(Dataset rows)
···
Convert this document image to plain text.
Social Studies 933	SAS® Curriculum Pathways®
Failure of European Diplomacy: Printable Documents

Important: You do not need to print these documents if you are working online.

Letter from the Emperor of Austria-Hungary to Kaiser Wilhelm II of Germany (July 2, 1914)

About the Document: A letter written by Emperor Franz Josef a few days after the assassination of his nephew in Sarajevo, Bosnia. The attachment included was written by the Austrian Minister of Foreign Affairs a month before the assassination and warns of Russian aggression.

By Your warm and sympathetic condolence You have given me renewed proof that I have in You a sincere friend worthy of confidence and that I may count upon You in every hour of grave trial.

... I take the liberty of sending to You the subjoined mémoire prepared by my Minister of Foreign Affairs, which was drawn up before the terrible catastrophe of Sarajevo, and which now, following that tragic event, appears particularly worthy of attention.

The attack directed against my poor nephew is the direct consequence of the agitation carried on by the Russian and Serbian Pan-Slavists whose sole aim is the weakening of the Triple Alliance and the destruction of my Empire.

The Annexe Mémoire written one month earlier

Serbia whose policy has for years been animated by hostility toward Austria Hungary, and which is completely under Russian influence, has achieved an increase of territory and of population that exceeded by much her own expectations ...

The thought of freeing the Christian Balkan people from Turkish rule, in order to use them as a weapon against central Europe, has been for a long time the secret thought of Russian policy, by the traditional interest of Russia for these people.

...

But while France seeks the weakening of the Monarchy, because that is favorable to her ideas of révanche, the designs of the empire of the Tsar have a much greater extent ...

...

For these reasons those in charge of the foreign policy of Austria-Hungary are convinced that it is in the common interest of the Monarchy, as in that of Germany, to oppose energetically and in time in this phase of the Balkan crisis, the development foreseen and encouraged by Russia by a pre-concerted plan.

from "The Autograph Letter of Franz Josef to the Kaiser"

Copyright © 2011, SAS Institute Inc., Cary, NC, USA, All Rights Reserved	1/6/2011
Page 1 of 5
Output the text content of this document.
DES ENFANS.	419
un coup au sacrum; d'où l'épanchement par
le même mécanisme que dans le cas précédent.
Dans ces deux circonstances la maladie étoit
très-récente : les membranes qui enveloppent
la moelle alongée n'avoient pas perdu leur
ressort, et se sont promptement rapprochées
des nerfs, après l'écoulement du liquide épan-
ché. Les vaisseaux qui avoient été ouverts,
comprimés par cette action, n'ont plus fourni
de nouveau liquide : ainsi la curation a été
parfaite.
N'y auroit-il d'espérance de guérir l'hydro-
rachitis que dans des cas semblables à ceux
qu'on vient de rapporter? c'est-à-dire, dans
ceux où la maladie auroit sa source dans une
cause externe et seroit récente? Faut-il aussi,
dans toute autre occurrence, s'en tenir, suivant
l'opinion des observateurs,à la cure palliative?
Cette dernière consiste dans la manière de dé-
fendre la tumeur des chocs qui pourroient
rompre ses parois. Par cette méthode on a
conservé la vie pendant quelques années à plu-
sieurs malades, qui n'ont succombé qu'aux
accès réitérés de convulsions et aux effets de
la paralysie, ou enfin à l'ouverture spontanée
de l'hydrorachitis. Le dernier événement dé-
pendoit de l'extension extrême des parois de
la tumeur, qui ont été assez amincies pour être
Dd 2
···
■ EXERCISE: Take every line from the data that contains the word "Franz".

■ WRITTEN ANSWER:
About the Document: A letter written by Emperor Franz Josef a few days after the assassination of his nephew in Sarajevo, Bosnia. The attachment included was written by the Austrian Minister of Foreign Affairs a month before the assassination and warns of Russian aggression.
from "The Autograph Letter of Franz Josef to the Kaiser"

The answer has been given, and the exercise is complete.